Task to carry out — Print the listing in its entirety and exactly, leaving out images.

Collection entries —
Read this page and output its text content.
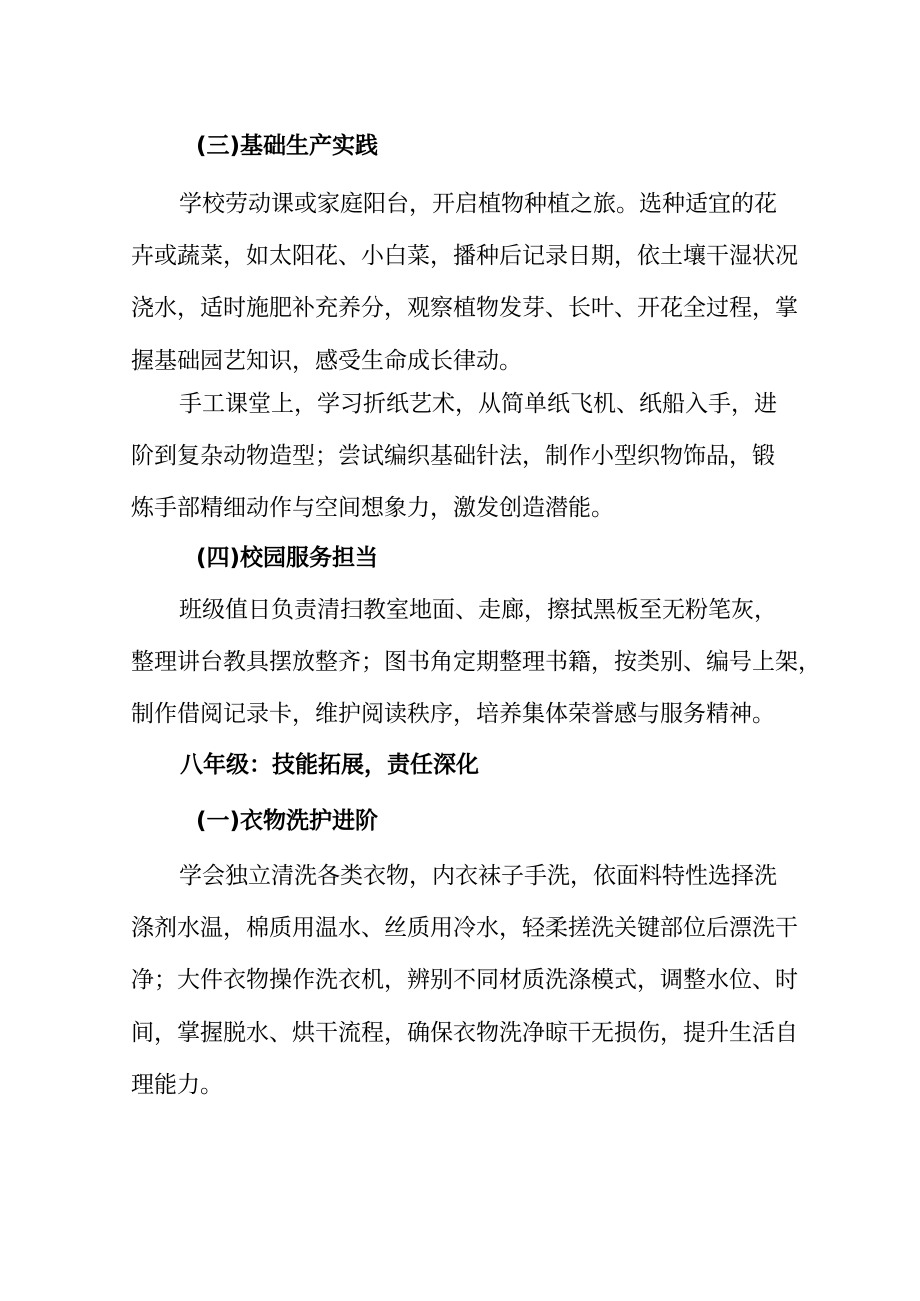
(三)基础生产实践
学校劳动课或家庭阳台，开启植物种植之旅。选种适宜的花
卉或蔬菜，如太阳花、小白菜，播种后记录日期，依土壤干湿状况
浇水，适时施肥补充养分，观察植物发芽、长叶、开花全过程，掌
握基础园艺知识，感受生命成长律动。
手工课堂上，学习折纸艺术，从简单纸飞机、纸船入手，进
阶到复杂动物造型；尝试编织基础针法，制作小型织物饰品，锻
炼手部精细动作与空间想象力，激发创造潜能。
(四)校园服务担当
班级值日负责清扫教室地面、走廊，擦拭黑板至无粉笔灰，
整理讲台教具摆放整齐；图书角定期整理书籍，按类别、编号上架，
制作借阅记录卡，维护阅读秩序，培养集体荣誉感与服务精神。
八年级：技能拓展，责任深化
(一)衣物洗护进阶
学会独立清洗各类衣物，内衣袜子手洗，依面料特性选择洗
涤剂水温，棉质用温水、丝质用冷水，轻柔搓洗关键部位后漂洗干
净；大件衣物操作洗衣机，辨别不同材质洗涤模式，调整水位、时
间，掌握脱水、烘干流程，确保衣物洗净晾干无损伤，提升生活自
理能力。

Result —
Read this page and output its text content.
(三)基础生产实践
学校劳动课或家庭阳台，开启植物种植之旅。选种适宜的花
卉或蔬菜，如太阳花、小白菜，播种后记录日期，依土壤干湿状况
浇水，适时施肥补充养分，观察植物发芽、长叶、开花全过程，掌
握基础园艺知识，感受生命成长律动。
手工课堂上，学习折纸艺术，从简单纸飞机、纸船入手，进
阶到复杂动物造型；尝试编织基础针法，制作小型织物饰品，锻
炼手部精细动作与空间想象力，激发创造潜能。
(四)校园服务担当
班级值日负责清扫教室地面、走廊，擦拭黑板至无粉笔灰，
整理讲台教具摆放整齐；图书角定期整理书籍，按类别、编号上架，
制作借阅记录卡，维护阅读秩序，培养集体荣誉感与服务精神。
八年级：技能拓展，责任深化
(一)衣物洗护进阶
学会独立清洗各类衣物，内衣袜子手洗，依面料特性选择洗
涤剂水温，棉质用温水、丝质用冷水，轻柔搓洗关键部位后漂洗干
净；大件衣物操作洗衣机，辨别不同材质洗涤模式，调整水位、时
间，掌握脱水、烘干流程，确保衣物洗净晾干无损伤，提升生活自
理能力。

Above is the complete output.